(Set exercise):
Pick out the lines below that contain the string "Portfolio" and copy them all.

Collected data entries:

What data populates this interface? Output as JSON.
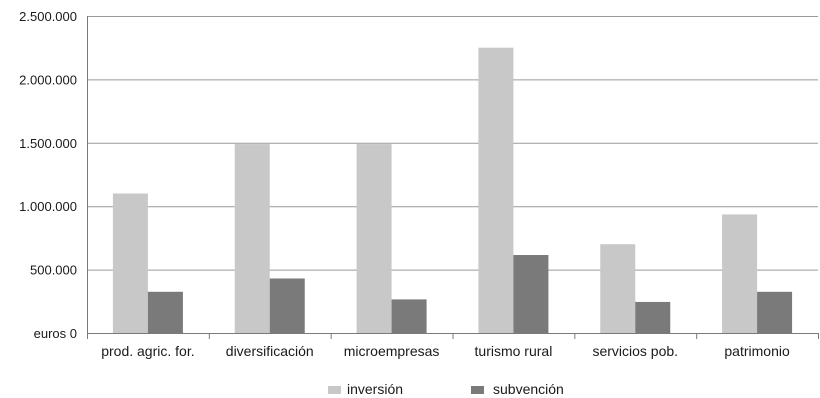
{
  "chart_data": {
    "type": "bar",
    "categories": [
      "prod. agric. for.",
      "diversificación",
      "microempresas",
      "turismo rural",
      "servicios pob.",
      "patrimonio"
    ],
    "series": [
      {
        "name": "inversión",
        "values": [
          1100000,
          1490000,
          1490000,
          2250000,
          700000,
          935000
        ],
        "color": "#c8c8c8"
      },
      {
        "name": "subvención",
        "values": [
          325000,
          430000,
          265000,
          615000,
          245000,
          325000
        ],
        "color": "#7a7a7a"
      }
    ],
    "yticks": [
      {
        "value": 0,
        "label": "euros 0"
      },
      {
        "value": 500000,
        "label": "500.000"
      },
      {
        "value": 1000000,
        "label": "1.000.000"
      },
      {
        "value": 1500000,
        "label": "1.500.000"
      },
      {
        "value": 2000000,
        "label": "2.000.000"
      },
      {
        "value": 2500000,
        "label": "2.500.000"
      }
    ],
    "ylim": [
      0,
      2500000
    ],
    "grid": true,
    "legend_position": "bottom-center",
    "title": "",
    "xlabel": "",
    "ylabel": ""
  }
}
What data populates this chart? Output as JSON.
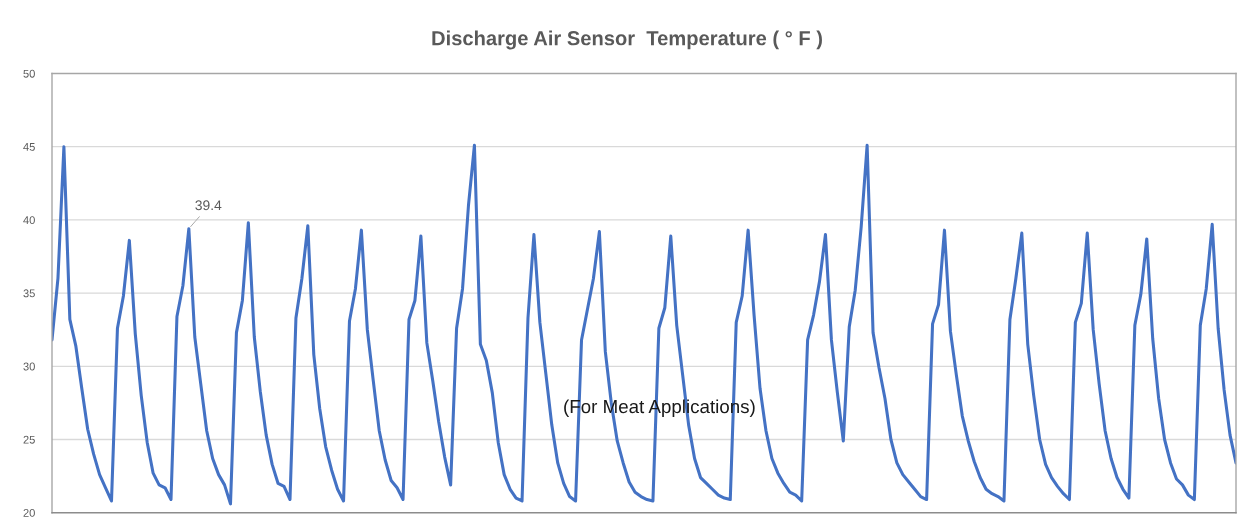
{
  "chart_data": {
    "type": "line",
    "title": "Discharge Air Sensor  Temperature ( ° F )",
    "categories": [
      null,
      null,
      null,
      null,
      null,
      null,
      null,
      null,
      null,
      null,
      null,
      null,
      null,
      null,
      null,
      null,
      null,
      null,
      null,
      null,
      null,
      null,
      null,
      null,
      null,
      null,
      null,
      null,
      null,
      null,
      null,
      null,
      null,
      null,
      null,
      null,
      null,
      null,
      null,
      null,
      null,
      null,
      null,
      null,
      null,
      null,
      null,
      null,
      null,
      null,
      null,
      null,
      null,
      null,
      null,
      null,
      null,
      null,
      null,
      null,
      null,
      null,
      null,
      null,
      null,
      null,
      null,
      null,
      null,
      null,
      null,
      null,
      null,
      null,
      null,
      null,
      null,
      null,
      null,
      null,
      null,
      null,
      null,
      null,
      null,
      null,
      null,
      null,
      null,
      null,
      null,
      null,
      null,
      null,
      null,
      null,
      null,
      null,
      null,
      null,
      null,
      null,
      null,
      null,
      null,
      null,
      null,
      null,
      null,
      null,
      null,
      null,
      null,
      null,
      null,
      null,
      null,
      null,
      null,
      null,
      null,
      null,
      null,
      null,
      null,
      null,
      null,
      null,
      null,
      null,
      null,
      null,
      null,
      null,
      null,
      null,
      null,
      null,
      null,
      null,
      null,
      null,
      null,
      null,
      null,
      null,
      null,
      null,
      null,
      null,
      null,
      null,
      null,
      null,
      null,
      null,
      null,
      null,
      null,
      null,
      null,
      null,
      null,
      null,
      null,
      null,
      null,
      null,
      null,
      null,
      null,
      null,
      null,
      null,
      null,
      null,
      null,
      null,
      null,
      null,
      null,
      null,
      null,
      null,
      null,
      null,
      null,
      null,
      null,
      null,
      null,
      null,
      null,
      null,
      null,
      null,
      null,
      null,
      null,
      null
    ],
    "series": [
      {
        "color": "#4472c4",
        "values": [
          31.8,
          36.0,
          45.0,
          33.2,
          31.4,
          28.5,
          25.7,
          24.0,
          22.6,
          21.7,
          20.8,
          32.6,
          34.8,
          38.6,
          32.2,
          28.0,
          24.8,
          22.7,
          21.9,
          21.7,
          20.9,
          33.4,
          35.5,
          39.4,
          32.0,
          28.8,
          25.6,
          23.7,
          22.6,
          21.9,
          20.6,
          32.3,
          34.5,
          39.8,
          32.0,
          28.3,
          25.3,
          23.3,
          22.0,
          21.8,
          20.9,
          33.3,
          36.0,
          39.6,
          30.8,
          27.1,
          24.5,
          22.9,
          21.6,
          20.8,
          33.1,
          35.3,
          39.3,
          32.5,
          29.0,
          25.6,
          23.6,
          22.2,
          21.7,
          20.9,
          33.2,
          34.5,
          38.9,
          31.6,
          29.0,
          26.2,
          23.8,
          21.9,
          32.6,
          35.3,
          41.0,
          45.1,
          31.5,
          30.4,
          28.2,
          24.8,
          22.6,
          21.6,
          21.0,
          20.8,
          33.3,
          39.0,
          33.0,
          29.5,
          26.0,
          23.4,
          22.0,
          21.1,
          20.8,
          31.8,
          33.9,
          36.0,
          39.2,
          31.0,
          27.5,
          24.9,
          23.4,
          22.1,
          21.4,
          21.1,
          20.9,
          20.8,
          32.6,
          34.0,
          38.9,
          32.8,
          29.4,
          26.0,
          23.7,
          22.4,
          22.0,
          21.6,
          21.2,
          21.0,
          20.9,
          33.0,
          34.8,
          39.3,
          33.5,
          28.5,
          25.6,
          23.7,
          22.7,
          22.0,
          21.4,
          21.2,
          20.8,
          31.8,
          33.5,
          35.8,
          39.0,
          31.8,
          28.2,
          24.9,
          32.7,
          35.2,
          39.5,
          45.1,
          32.3,
          29.9,
          27.8,
          25.0,
          23.4,
          22.6,
          22.1,
          21.6,
          21.1,
          20.9,
          32.9,
          34.2,
          39.3,
          32.4,
          29.4,
          26.6,
          24.9,
          23.5,
          22.4,
          21.6,
          21.3,
          21.1,
          20.8,
          33.2,
          36.0,
          39.1,
          31.5,
          28.0,
          25.0,
          23.3,
          22.4,
          21.8,
          21.3,
          20.9,
          33.0,
          34.3,
          39.1,
          32.5,
          28.8,
          25.6,
          23.7,
          22.4,
          21.6,
          21.0,
          32.8,
          34.9,
          38.7,
          31.9,
          27.8,
          25.0,
          23.4,
          22.3,
          21.9,
          21.2,
          20.9,
          32.8,
          35.3,
          39.7,
          32.6,
          28.4,
          25.3,
          23.4
        ],
        "value_labels": [
          null,
          null,
          null,
          null,
          null,
          null,
          null,
          null,
          null,
          null,
          null,
          null,
          null,
          null,
          null,
          null,
          null,
          null,
          null,
          null,
          null,
          null,
          null,
          "39.4",
          null,
          null,
          null,
          null,
          null,
          null,
          null,
          null,
          null,
          null,
          null,
          null,
          null,
          null,
          null,
          null,
          null,
          null,
          null,
          null,
          null,
          null,
          null,
          null,
          null,
          null,
          null,
          null,
          null,
          null,
          null,
          null,
          null,
          null,
          null,
          null,
          null,
          null,
          null,
          null,
          null,
          null,
          null,
          null,
          null,
          null,
          null,
          null,
          null,
          null,
          null,
          null,
          null,
          null,
          null,
          null,
          null,
          null,
          null,
          null,
          null,
          null,
          null,
          null,
          null,
          null,
          null,
          null,
          null,
          null,
          null,
          null,
          null,
          null,
          null,
          null,
          null,
          null,
          null,
          null,
          null,
          null,
          null,
          null,
          null,
          null,
          null,
          null,
          null,
          null,
          null,
          null,
          null,
          null,
          null,
          null,
          null,
          null,
          null,
          null,
          null,
          null,
          null,
          null,
          null,
          null,
          null,
          null,
          null,
          null,
          null,
          null,
          null,
          null,
          null,
          null,
          null,
          null,
          null,
          null,
          null,
          null,
          null,
          null,
          null,
          null,
          null,
          null,
          null,
          null,
          null,
          null,
          null,
          null,
          null,
          null,
          null,
          null,
          null,
          null,
          null,
          null,
          null,
          null,
          null,
          null,
          null,
          null,
          null,
          null,
          null,
          null,
          null,
          null,
          null,
          null,
          null,
          null,
          null,
          null,
          null,
          null,
          null,
          null,
          null,
          null,
          null,
          null,
          null,
          null,
          null,
          null,
          null,
          null,
          null,
          null
        ]
      }
    ],
    "ylim": [
      20,
      50
    ],
    "yticks": [
      20,
      25,
      30,
      35,
      40,
      45,
      50
    ],
    "grid": "y",
    "line_style": "solid",
    "tick_labels": "y",
    "annotations": [
      "(For Meat Applications)"
    ]
  }
}
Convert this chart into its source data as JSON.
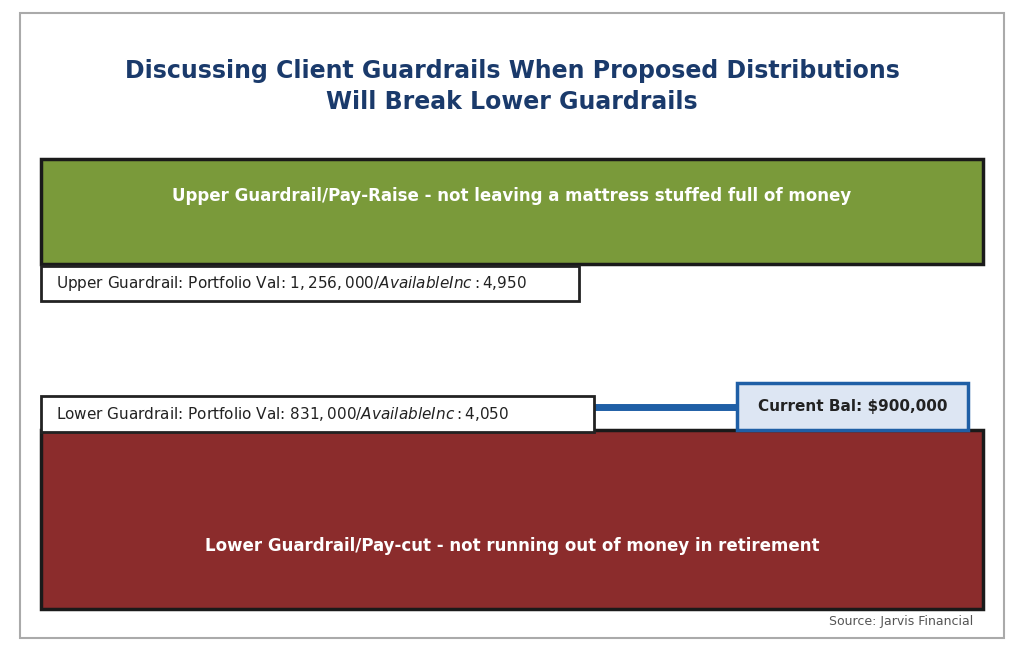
{
  "title_line1": "Discussing Client Guardrails When Proposed Distributions",
  "title_line2": "Will Break Lower Guardrails",
  "title_color": "#1a3a6b",
  "title_fontsize": 17,
  "background_color": "#ffffff",
  "upper_band_color": "#7a9a3a",
  "upper_band_text": "Upper Guardrail/Pay-Raise - not leaving a mattress stuffed full of money",
  "upper_band_text_color": "#ffffff",
  "upper_band_text_fontsize": 12,
  "upper_label_text": "Upper Guardrail: Portfolio Val: $1,256,000 / Available Inc: $4,950",
  "upper_label_fontsize": 11,
  "upper_label_bg": "#ffffff",
  "upper_label_border": "#222222",
  "current_bal_line_color": "#1f5fa6",
  "current_bal_text": "Current Bal: $900,000",
  "current_bal_fontsize": 11,
  "current_bal_box_bg": "#dde6f3",
  "current_bal_box_border": "#1f5fa6",
  "lower_band_color": "#8b2c2c",
  "lower_band_text": "Lower Guardrail/Pay-cut - not running out of money in retirement",
  "lower_band_text_color": "#ffffff",
  "lower_band_text_fontsize": 12,
  "lower_label_text": "Lower Guardrail: Portfolio Val: $831,000 / Available Inc: $4,050",
  "lower_label_fontsize": 11,
  "lower_label_bg": "#ffffff",
  "lower_label_border": "#222222",
  "source_text": "Source: Jarvis Financial",
  "source_fontsize": 9,
  "source_color": "#555555"
}
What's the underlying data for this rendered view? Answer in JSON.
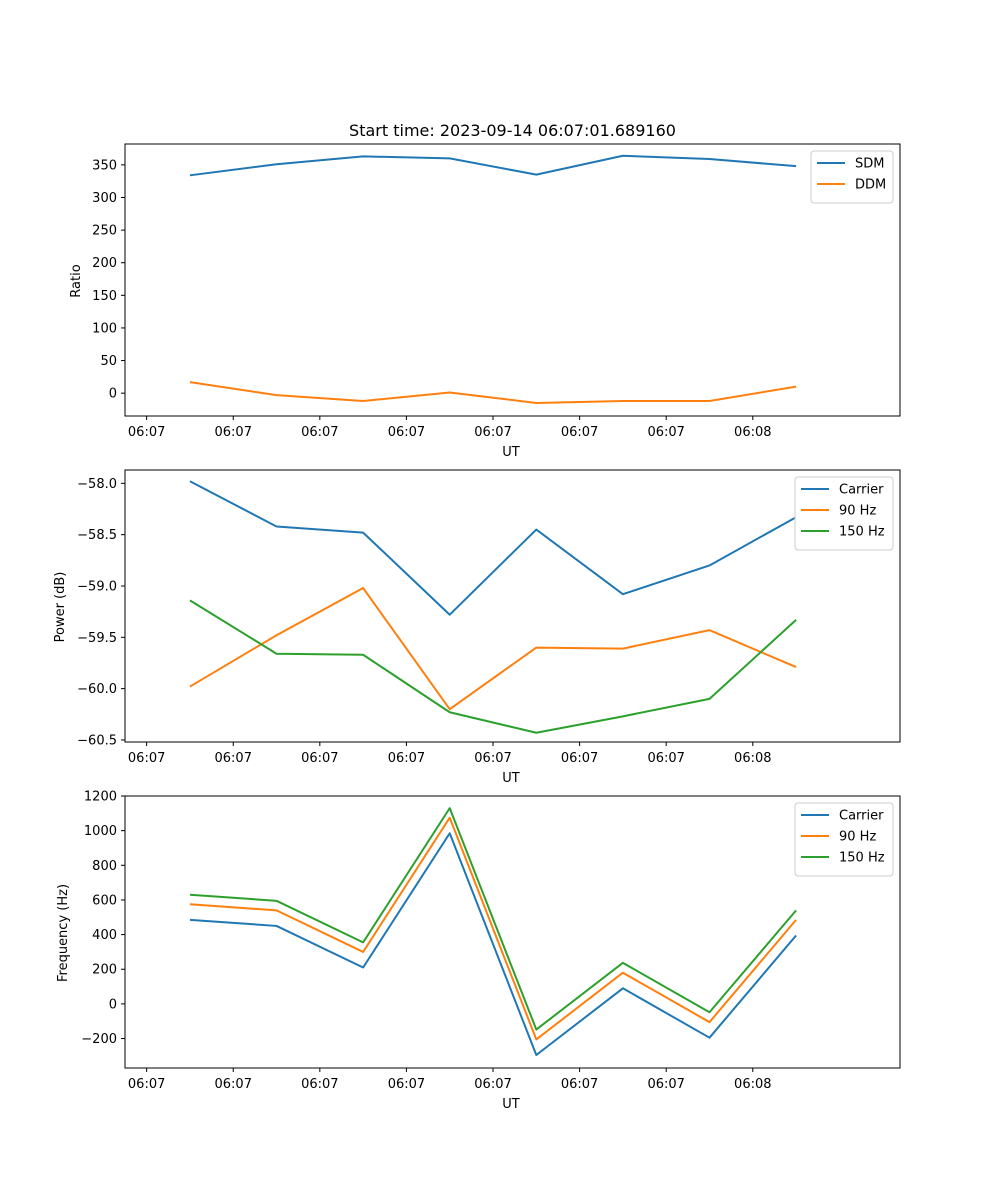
{
  "chart_data": [
    {
      "type": "line",
      "title": "Start time: 2023-09-14 06:07:01.689160",
      "xlabel": "UT",
      "ylabel": "Ratio",
      "x_tick_labels": [
        "06:07",
        "06:07",
        "06:07",
        "06:07",
        "06:07",
        "06:07",
        "06:07",
        "06:08"
      ],
      "x": [
        1,
        2,
        3,
        4,
        5,
        6,
        7,
        8
      ],
      "xlim": [
        0.25,
        9.2
      ],
      "ylim": [
        -35,
        382
      ],
      "y_ticks": [
        0,
        50,
        100,
        150,
        200,
        250,
        300,
        350
      ],
      "y_tick_labels": [
        "0",
        "50",
        "100",
        "150",
        "200",
        "250",
        "300",
        "350"
      ],
      "legend": "top-right",
      "series": [
        {
          "name": "SDM",
          "color": "#1f77b4",
          "values": [
            334,
            351,
            363,
            360,
            335,
            364,
            359,
            348
          ]
        },
        {
          "name": "DDM",
          "color": "#ff7f0e",
          "values": [
            17,
            -3,
            -12,
            1,
            -15,
            -12,
            -12,
            10
          ]
        }
      ]
    },
    {
      "type": "line",
      "title": "",
      "xlabel": "UT",
      "ylabel": "Power (dB)",
      "x_tick_labels": [
        "06:07",
        "06:07",
        "06:07",
        "06:07",
        "06:07",
        "06:07",
        "06:07",
        "06:08"
      ],
      "x": [
        1,
        2,
        3,
        4,
        5,
        6,
        7,
        8
      ],
      "xlim": [
        0.25,
        9.2
      ],
      "ylim": [
        -60.52,
        -57.87
      ],
      "y_ticks": [
        -60.5,
        -60.0,
        -59.5,
        -59.0,
        -58.5,
        -58.0
      ],
      "y_tick_labels": [
        "−60.5",
        "−60.0",
        "−59.5",
        "−59.0",
        "−58.5",
        "−58.0"
      ],
      "legend": "top-right",
      "series": [
        {
          "name": "Carrier",
          "color": "#1f77b4",
          "values": [
            -57.98,
            -58.42,
            -58.48,
            -59.28,
            -58.45,
            -59.08,
            -58.8,
            -58.33
          ]
        },
        {
          "name": "90 Hz",
          "color": "#ff7f0e",
          "values": [
            -59.98,
            -59.48,
            -59.02,
            -60.2,
            -59.6,
            -59.61,
            -59.43,
            -59.79
          ]
        },
        {
          "name": "150 Hz",
          "color": "#2ca02c",
          "values": [
            -59.14,
            -59.66,
            -59.67,
            -60.23,
            -60.43,
            -60.27,
            -60.1,
            -59.33
          ]
        }
      ]
    },
    {
      "type": "line",
      "title": "",
      "xlabel": "UT",
      "ylabel": "Frequency (Hz)",
      "x_tick_labels": [
        "06:07",
        "06:07",
        "06:07",
        "06:07",
        "06:07",
        "06:07",
        "06:07",
        "06:08"
      ],
      "x": [
        1,
        2,
        3,
        4,
        5,
        6,
        7,
        8
      ],
      "xlim": [
        0.25,
        9.2
      ],
      "ylim": [
        -370,
        1200
      ],
      "y_ticks": [
        -200,
        0,
        200,
        400,
        600,
        800,
        1000,
        1200
      ],
      "y_tick_labels": [
        "−200",
        "0",
        "200",
        "400",
        "600",
        "800",
        "1000",
        "1200"
      ],
      "legend": "top-right",
      "series": [
        {
          "name": "Carrier",
          "color": "#1f77b4",
          "values": [
            485,
            450,
            210,
            985,
            -295,
            90,
            -195,
            395
          ]
        },
        {
          "name": "90 Hz",
          "color": "#ff7f0e",
          "values": [
            575,
            540,
            300,
            1075,
            -205,
            180,
            -105,
            485
          ]
        },
        {
          "name": "150 Hz",
          "color": "#2ca02c",
          "values": [
            630,
            595,
            355,
            1130,
            -148,
            237,
            -48,
            540
          ]
        }
      ]
    }
  ]
}
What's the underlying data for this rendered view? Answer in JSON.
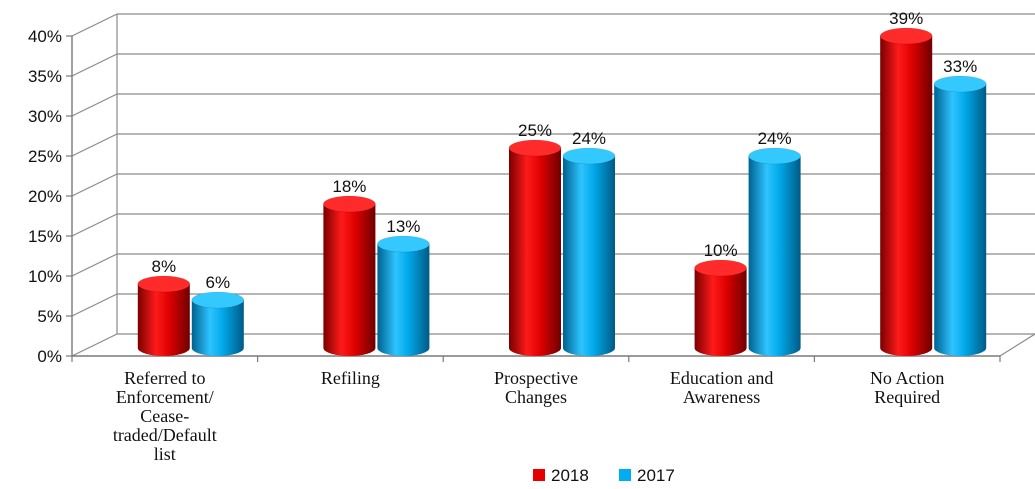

(Result):
  "upper_label_text": "Upper Guardrail: Portfolio Val: $1,256,000 / Available Inc: $4,950",
  "lower_label_text": "Lower Guardrail: Portfolio Val: $831,000 / Available Inc: $4,050",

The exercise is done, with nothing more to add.